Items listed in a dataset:
Begin
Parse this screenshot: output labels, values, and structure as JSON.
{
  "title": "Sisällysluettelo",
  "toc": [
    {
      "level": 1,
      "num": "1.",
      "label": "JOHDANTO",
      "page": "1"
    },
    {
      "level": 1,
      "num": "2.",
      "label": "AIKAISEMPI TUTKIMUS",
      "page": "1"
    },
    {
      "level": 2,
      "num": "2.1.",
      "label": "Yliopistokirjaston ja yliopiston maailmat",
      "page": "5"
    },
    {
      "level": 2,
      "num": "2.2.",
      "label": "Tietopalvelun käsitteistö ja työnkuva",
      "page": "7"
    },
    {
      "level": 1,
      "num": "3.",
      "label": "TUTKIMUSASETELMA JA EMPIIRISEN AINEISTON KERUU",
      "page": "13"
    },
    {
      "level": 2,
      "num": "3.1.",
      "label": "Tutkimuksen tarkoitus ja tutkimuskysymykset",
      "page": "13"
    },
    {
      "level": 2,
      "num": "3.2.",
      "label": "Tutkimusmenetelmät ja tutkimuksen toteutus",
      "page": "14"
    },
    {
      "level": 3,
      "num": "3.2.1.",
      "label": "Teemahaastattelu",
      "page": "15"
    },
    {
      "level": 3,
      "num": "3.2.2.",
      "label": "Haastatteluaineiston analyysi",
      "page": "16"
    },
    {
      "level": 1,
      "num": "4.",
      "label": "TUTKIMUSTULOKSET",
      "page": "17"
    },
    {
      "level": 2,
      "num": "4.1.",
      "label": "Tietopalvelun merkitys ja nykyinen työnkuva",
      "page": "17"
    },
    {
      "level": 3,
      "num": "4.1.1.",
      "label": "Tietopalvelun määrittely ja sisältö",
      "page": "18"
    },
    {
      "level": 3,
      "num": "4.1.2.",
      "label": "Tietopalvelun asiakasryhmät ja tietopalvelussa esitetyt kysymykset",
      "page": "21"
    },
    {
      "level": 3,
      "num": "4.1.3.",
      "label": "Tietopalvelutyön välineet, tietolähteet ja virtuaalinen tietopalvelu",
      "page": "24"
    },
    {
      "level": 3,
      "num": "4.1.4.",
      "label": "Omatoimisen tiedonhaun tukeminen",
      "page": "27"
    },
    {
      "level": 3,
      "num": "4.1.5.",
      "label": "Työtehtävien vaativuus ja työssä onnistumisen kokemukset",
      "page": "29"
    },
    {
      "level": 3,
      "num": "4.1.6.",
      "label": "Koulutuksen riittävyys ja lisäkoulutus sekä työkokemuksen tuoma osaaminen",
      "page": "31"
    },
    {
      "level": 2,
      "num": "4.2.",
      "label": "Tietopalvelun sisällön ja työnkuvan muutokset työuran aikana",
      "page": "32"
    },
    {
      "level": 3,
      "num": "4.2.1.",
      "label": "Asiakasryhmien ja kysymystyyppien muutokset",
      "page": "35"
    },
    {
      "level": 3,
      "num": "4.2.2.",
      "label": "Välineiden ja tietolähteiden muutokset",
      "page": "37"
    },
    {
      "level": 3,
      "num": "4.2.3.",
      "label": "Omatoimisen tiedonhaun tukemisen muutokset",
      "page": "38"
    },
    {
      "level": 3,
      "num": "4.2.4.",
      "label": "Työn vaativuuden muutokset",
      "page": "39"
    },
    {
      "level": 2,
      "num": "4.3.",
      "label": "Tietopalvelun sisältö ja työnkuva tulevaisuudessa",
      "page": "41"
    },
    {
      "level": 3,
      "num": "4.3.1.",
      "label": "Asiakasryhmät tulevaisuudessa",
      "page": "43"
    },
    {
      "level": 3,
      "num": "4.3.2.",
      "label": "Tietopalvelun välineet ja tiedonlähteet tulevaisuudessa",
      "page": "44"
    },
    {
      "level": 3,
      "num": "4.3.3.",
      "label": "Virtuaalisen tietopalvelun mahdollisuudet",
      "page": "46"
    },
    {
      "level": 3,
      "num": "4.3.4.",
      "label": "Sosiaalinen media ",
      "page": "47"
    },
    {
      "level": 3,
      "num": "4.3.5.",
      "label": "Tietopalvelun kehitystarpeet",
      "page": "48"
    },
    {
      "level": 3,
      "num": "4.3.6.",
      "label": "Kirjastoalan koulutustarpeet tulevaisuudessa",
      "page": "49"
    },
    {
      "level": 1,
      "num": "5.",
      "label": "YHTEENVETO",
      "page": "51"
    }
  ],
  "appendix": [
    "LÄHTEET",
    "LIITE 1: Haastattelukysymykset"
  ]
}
End
What to produce: Gather each line from the entries above that includes the word "sisältö".

Output of the exercise:
      "label": "Tietopalvelun määrittely ja sisältö",
      "label": "Tietopalvelun sisältö ja työnkuva tulevaisuudessa",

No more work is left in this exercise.